- _Written problem 1_: From the Lucene commit thread, copy word for word the part that opens with the words containing "It might be" and closes with "classes for violations...".
- _Written problem 2_: In the Lucene commit thread, what does the fix use to get term frequencies instead of a fixed value of 1?
- _Written problem 3_: List every date-and-time stamp that appears in the Lucene commit thread.

- _Passage to read_:
Re: [lucene-solr] 01/02: Fix MLT like text with custom frequencies

Kevin Risden Tue, 30 Apr 2019 11:37:45 -0700

It might be https://issues.apache.org/jira/browse/LUCENE-8756


Kevin Risden


On Tue, Apr 30, 2019 at 2:35 PM Gus Heck <[email protected]> wrote:

> I'm seeing precommit failures on master that appear to be from this
> commit. Also it's not clear from the commit message which issue this
> belongs to...
>
> [forbidden-apis] Loading classes to check...
> [forbidden-apis] Scanning classes for violations...
> [forbidden-apis] Forbidden method invocation:
> java.lang.String#format(java.lang.String,java.lang.Object[]) [Uses default
> locale]
> [forbidden-apis]   in org.apache.lucene.queries.mlt.TestMoreLikeThis
> (TestMoreLikeThis.java:497)
> [forbidden-apis] Scanned 239 class file(s) for forbidden API invocations
> (in 0.08s), 1 error(s).
>
>
> On Tue, Apr 30, 2019 at 12:16 PM <[email protected]> wrote:
>
>> This is an automated email from the ASF dual-hosted git repository.
>>
>> mikemccand pushed a commit to branch master
>> in repository https://gitbox.apache.org/repos/asf/lucene-solr.git
>>
>> commit 351e21f6203e8f3aece0cd5adf4049974bd2d636
>> Author: Olli Kuonanoja <[email protected]>
>> AuthorDate: Mon Apr 8 16:44:30 2019 +0300
>>
>>     Fix MLT like text with custom frequencies
>>
>>     When an analyzer with custom term frequencies is used with MLT like
>>     texts, the custom term frequencies are incorrectly omitted and a fixed
>>     frequency of 1 is used instead.
>>
>>     This commit fixes the issue by using `TermFrequencyAttribute` to get
>>     the term frequencies instead of using fixed 1. Also adds test cases
>>     for them mentioned issue.
>> ---
>>  .../apache/lucene/queries/mlt/MoreLikeThis.java    | 12 +++-
>>  .../lucene/queries/mlt/TestMoreLikeThis.java       | 70
>> ++++++++++++++++++++++
>>  2 files changed, 79 insertions(+), 3 deletions(-)

- _Records_:

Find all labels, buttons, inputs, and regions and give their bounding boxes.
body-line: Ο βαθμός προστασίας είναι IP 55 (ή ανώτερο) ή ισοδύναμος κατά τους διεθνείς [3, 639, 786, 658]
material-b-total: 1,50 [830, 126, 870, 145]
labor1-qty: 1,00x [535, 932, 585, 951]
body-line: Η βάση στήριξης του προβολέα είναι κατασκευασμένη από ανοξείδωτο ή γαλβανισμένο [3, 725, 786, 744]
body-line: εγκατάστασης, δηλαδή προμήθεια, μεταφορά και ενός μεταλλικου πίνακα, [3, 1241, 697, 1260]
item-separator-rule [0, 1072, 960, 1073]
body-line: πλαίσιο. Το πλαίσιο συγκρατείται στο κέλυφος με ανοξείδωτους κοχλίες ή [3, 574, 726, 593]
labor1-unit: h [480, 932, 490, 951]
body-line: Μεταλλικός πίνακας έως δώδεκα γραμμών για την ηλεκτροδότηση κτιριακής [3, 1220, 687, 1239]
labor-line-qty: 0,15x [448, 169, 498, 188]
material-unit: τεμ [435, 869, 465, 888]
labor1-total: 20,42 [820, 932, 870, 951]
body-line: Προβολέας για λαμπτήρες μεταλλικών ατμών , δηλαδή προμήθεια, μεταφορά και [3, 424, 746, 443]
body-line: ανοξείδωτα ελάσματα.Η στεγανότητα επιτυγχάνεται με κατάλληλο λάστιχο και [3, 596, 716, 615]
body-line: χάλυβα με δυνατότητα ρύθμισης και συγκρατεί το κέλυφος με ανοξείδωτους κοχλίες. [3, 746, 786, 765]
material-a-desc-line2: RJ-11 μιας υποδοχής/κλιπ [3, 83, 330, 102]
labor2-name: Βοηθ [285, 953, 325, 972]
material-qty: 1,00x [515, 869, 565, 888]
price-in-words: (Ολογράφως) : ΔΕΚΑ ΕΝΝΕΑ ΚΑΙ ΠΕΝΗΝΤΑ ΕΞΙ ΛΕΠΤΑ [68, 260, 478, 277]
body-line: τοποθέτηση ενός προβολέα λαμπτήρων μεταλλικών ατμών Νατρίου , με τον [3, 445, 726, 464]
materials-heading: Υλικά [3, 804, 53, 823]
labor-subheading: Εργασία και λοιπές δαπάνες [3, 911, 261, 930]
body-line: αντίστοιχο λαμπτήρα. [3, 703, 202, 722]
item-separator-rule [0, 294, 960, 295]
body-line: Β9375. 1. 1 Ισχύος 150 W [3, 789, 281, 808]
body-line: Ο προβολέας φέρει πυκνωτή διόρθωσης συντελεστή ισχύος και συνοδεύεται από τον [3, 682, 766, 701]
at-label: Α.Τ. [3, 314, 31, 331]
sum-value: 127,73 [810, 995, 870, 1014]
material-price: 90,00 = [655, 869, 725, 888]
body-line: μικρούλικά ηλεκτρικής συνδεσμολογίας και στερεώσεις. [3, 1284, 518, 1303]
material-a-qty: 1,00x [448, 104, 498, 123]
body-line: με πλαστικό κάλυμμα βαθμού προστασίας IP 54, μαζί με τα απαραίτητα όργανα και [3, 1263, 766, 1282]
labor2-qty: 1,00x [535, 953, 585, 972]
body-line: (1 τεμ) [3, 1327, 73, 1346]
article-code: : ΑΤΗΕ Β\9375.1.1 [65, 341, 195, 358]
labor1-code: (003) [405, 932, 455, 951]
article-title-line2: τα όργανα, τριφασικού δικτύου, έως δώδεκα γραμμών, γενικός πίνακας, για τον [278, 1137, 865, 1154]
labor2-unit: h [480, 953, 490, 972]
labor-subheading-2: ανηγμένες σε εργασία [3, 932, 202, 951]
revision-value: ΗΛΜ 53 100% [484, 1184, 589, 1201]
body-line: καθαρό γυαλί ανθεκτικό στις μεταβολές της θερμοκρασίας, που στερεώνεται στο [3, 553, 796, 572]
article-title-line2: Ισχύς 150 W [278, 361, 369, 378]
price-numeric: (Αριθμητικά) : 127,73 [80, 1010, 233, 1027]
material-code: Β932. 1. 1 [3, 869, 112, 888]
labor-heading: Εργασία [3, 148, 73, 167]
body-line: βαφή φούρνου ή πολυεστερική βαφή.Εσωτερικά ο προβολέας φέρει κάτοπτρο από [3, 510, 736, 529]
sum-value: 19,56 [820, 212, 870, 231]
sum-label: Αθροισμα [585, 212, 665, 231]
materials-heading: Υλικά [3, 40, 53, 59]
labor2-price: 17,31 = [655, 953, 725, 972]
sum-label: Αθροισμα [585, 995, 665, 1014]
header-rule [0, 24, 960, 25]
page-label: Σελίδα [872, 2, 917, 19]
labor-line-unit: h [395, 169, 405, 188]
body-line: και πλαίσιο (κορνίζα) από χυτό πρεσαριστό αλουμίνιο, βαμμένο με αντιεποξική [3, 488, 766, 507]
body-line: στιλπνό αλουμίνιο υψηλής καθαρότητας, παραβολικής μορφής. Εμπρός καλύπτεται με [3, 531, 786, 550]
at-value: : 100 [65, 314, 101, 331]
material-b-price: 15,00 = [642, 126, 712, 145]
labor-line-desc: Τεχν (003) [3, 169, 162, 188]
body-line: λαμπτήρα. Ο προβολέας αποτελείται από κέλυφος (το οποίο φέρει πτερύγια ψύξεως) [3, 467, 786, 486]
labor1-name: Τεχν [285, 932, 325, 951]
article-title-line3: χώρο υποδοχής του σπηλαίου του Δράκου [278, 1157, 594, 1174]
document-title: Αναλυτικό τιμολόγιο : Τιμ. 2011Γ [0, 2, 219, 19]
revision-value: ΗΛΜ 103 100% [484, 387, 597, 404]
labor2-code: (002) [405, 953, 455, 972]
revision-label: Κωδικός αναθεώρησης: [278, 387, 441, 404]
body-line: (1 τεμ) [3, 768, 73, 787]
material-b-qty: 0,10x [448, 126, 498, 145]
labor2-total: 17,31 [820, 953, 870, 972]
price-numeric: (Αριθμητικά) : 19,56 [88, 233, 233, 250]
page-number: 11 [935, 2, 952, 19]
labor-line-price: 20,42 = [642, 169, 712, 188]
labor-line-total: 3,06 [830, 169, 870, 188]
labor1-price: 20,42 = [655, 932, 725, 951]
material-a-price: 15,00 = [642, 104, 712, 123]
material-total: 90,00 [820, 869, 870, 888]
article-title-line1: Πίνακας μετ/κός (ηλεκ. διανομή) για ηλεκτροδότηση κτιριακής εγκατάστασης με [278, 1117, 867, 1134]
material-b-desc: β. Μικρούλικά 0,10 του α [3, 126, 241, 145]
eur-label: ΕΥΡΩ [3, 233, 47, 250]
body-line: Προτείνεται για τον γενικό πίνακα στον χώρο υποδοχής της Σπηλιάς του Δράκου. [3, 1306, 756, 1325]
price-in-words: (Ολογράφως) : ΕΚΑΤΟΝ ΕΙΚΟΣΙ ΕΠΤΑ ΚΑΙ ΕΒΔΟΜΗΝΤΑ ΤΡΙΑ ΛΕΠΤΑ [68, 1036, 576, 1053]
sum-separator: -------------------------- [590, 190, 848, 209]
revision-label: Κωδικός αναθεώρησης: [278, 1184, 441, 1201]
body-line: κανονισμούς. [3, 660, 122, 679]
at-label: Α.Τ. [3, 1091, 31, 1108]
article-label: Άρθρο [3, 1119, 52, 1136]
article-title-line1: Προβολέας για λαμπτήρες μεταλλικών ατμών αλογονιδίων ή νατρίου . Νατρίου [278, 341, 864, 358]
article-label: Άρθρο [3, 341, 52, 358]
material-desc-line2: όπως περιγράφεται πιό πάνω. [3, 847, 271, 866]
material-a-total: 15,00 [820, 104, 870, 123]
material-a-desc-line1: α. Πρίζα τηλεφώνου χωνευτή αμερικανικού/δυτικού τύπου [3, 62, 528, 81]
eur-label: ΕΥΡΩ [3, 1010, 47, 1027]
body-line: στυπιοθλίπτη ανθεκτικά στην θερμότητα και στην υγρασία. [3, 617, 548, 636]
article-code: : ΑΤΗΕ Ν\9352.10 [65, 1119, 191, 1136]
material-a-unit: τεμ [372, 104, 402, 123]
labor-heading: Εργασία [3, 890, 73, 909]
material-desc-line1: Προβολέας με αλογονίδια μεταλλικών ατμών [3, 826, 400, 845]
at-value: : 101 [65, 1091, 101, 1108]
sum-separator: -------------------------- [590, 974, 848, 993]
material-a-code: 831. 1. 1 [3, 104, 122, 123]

- _Written reply 1_:
It might be https://issues.apache.org/jira/browse/LUCENE-8756


Kevin Risden


On Tue, Apr 30, 2019 at 2:35 PM Gus Heck <[email protected]> wrote:

> I'm seeing precommit failures on master that appear to be from this
> commit. Also it's not clear from the commit message which issue this
> belongs to...
>
> [forbidden-apis] Loading classes to check...
> [forbidden-apis] Scanning classes for violations...

- _Written reply 2_: It uses `TermFrequencyAttribute`.

- _Written reply 3_:
- Tue, 30 Apr 2019 11:37:45 -0700
- Tue, Apr 30, 2019 at 2:35 PM
- Tue, Apr 30, 2019 at 12:16 PM
- Mon Apr 8 16:44:30 2019 +0300